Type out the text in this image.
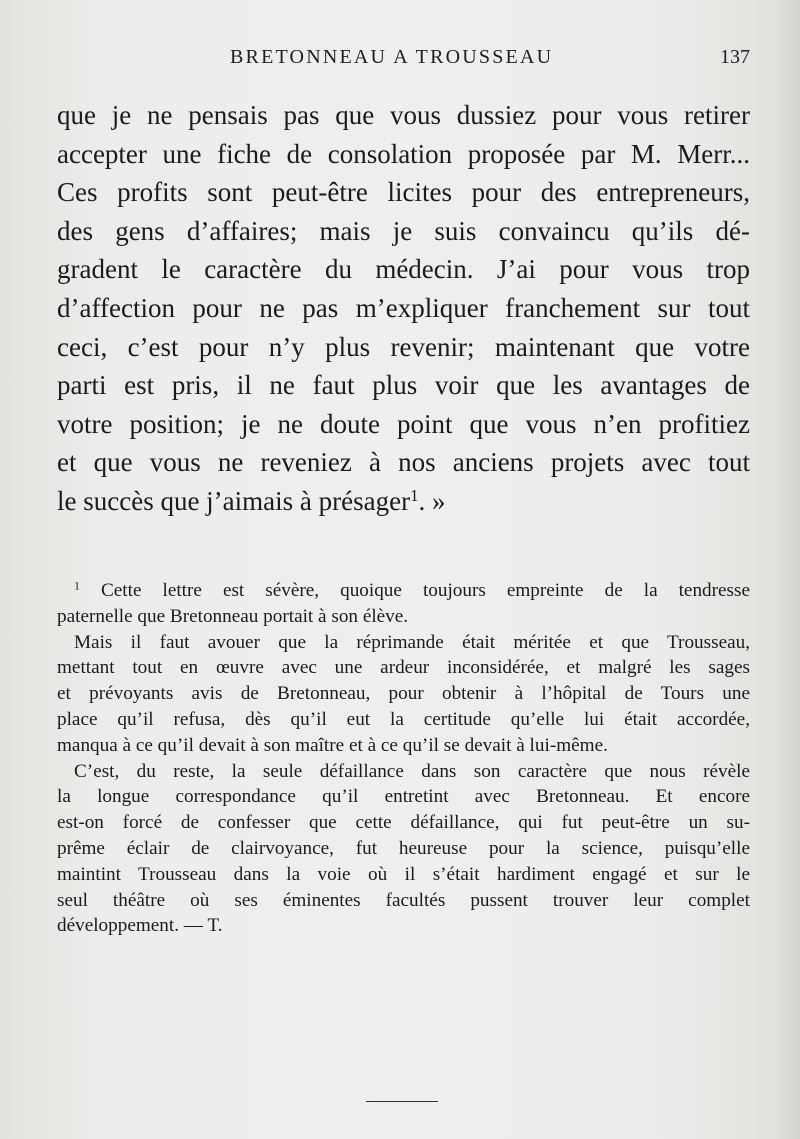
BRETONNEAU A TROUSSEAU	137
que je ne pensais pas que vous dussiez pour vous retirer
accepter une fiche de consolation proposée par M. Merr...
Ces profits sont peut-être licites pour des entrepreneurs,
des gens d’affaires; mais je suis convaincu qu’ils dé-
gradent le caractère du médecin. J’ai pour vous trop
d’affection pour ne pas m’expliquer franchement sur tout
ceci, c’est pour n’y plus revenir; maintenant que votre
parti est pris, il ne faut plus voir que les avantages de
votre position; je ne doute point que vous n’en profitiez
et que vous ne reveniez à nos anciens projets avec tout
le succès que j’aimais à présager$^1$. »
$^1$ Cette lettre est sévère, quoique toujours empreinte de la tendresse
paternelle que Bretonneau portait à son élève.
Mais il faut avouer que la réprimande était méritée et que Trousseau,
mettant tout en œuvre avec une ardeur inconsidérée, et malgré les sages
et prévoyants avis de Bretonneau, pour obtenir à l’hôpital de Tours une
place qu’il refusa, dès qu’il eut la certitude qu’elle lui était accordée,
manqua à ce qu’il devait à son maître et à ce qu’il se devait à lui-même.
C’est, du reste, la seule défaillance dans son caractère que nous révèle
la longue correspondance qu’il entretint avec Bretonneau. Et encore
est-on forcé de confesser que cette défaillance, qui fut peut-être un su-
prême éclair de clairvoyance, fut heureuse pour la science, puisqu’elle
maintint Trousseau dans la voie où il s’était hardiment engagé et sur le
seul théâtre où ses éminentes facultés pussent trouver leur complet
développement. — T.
...
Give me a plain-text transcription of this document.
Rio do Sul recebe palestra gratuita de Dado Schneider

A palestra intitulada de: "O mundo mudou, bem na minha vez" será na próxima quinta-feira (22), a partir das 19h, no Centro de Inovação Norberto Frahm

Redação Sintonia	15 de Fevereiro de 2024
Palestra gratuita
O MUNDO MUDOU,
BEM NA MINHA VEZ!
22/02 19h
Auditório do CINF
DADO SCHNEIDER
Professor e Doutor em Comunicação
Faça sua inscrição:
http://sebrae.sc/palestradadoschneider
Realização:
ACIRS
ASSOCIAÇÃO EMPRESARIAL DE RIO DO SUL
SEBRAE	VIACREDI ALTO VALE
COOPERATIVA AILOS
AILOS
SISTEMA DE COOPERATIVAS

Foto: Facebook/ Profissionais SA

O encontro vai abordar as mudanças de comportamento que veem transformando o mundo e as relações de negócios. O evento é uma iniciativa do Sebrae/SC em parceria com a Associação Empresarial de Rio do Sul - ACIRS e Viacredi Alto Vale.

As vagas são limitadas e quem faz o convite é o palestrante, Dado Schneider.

WRITTEN INSTRUCTION -> Look for "this" and pull out every line that has it.

THE RESPONSE ->
Type out the text in this image.
Give me a plain-text transcription of this document.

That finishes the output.